▶ _Instructions for the task_: Make an exact copy of the entries below with the pictures removed.

--- Records ---

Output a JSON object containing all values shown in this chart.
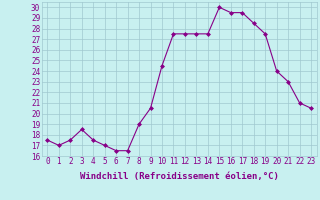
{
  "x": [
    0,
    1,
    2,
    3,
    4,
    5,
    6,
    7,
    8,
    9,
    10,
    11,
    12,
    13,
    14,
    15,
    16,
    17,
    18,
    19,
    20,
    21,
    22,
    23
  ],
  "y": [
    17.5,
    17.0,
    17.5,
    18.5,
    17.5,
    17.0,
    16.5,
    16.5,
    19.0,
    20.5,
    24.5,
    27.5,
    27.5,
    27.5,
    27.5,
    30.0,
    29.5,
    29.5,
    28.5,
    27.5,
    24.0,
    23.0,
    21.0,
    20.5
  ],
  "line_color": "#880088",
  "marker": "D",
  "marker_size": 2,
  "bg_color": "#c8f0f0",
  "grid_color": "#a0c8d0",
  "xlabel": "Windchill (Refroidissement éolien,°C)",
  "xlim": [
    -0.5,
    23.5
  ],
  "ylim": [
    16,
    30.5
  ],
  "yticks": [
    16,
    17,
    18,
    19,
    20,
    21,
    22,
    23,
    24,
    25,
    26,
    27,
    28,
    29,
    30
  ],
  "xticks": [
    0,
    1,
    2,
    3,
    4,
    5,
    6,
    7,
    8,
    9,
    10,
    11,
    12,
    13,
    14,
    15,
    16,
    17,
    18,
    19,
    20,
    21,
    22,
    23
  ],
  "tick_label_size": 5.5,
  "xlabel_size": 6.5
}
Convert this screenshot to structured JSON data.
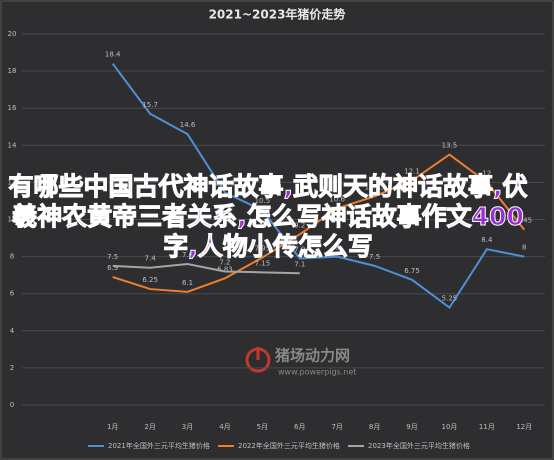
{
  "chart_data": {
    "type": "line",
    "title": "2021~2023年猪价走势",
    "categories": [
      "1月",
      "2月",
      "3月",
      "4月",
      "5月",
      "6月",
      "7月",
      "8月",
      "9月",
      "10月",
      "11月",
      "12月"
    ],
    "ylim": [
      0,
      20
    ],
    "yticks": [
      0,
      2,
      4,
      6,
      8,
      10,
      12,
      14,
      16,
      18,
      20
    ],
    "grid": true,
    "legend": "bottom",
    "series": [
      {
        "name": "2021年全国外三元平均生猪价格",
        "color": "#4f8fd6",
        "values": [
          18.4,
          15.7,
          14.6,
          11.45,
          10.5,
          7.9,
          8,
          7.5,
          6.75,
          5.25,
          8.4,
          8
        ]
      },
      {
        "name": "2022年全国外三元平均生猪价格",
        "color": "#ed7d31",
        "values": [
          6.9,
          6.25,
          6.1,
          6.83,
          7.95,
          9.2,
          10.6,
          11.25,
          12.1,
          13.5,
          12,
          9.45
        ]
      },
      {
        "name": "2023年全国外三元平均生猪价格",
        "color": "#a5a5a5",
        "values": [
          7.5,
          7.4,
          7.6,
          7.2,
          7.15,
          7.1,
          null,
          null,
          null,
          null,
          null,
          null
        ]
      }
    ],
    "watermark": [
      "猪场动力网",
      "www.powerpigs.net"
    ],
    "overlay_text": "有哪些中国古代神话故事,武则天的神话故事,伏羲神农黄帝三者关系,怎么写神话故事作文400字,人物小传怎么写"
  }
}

---

▶ _Exercise output_:
Output a JSON object containing all values shown in this chart.
{
  "x": [
    0,
    1,
    2,
    3,
    4,
    5,
    6,
    7,
    8,
    9,
    10,
    11,
    12,
    13,
    14,
    15,
    16,
    17,
    18,
    19,
    20,
    21,
    22,
    23
  ],
  "y": [
    17.5,
    17.0,
    17.5,
    18.5,
    17.5,
    17.0,
    16.5,
    16.5,
    19.0,
    20.5,
    24.5,
    27.5,
    27.5,
    27.5,
    27.5,
    30.0,
    29.5,
    29.5,
    28.5,
    27.5,
    24.0,
    23.0,
    21.0,
    20.5
  ],
  "line_color": "#880088",
  "marker": "D",
  "marker_size": 2,
  "bg_color": "#c8f0f0",
  "grid_color": "#a0c8d0",
  "xlabel": "Windchill (Refroidissement éolien,°C)",
  "xlim": [
    -0.5,
    23.5
  ],
  "ylim": [
    16,
    30.5
  ],
  "yticks": [
    16,
    17,
    18,
    19,
    20,
    21,
    22,
    23,
    24,
    25,
    26,
    27,
    28,
    29,
    30
  ],
  "xticks": [
    0,
    1,
    2,
    3,
    4,
    5,
    6,
    7,
    8,
    9,
    10,
    11,
    12,
    13,
    14,
    15,
    16,
    17,
    18,
    19,
    20,
    21,
    22,
    23
  ],
  "tick_label_size": 5.5,
  "xlabel_size": 6.5
}
Convert this screenshot to structured JSON data.
{
  "chart_data": {
    "type": "line",
    "title": "2021~2023年猪价走势",
    "categories": [
      "1月",
      "2月",
      "3月",
      "4月",
      "5月",
      "6月",
      "7月",
      "8月",
      "9月",
      "10月",
      "11月",
      "12月"
    ],
    "ylim": [
      0,
      20
    ],
    "yticks": [
      0,
      2,
      4,
      6,
      8,
      10,
      12,
      14,
      16,
      18,
      20
    ],
    "grid": true,
    "legend": "bottom",
    "series": [
      {
        "name": "2021年全国外三元平均生猪价格",
        "color": "#4f8fd6",
        "values": [
          18.4,
          15.7,
          14.6,
          11.45,
          10.5,
          7.9,
          8,
          7.5,
          6.75,
          5.25,
          8.4,
          8
        ]
      },
      {
        "name": "2022年全国外三元平均生猪价格",
        "color": "#ed7d31",
        "values": [
          6.9,
          6.25,
          6.1,
          6.83,
          7.95,
          9.2,
          10.6,
          11.25,
          12.1,
          13.5,
          12,
          9.45
        ]
      },
      {
        "name": "2023年全国外三元平均生猪价格",
        "color": "#a5a5a5",
        "values": [
          7.5,
          7.4,
          7.6,
          7.2,
          7.15,
          7.1,
          null,
          null,
          null,
          null,
          null,
          null
        ]
      }
    ],
    "watermark": [
      "猪场动力网",
      "www.powerpigs.net"
    ],
    "overlay_text": "有哪些中国古代神话故事,武则天的神话故事,伏羲神农黄帝三者关系,怎么写神话故事作文400字,人物小传怎么写"
  }
}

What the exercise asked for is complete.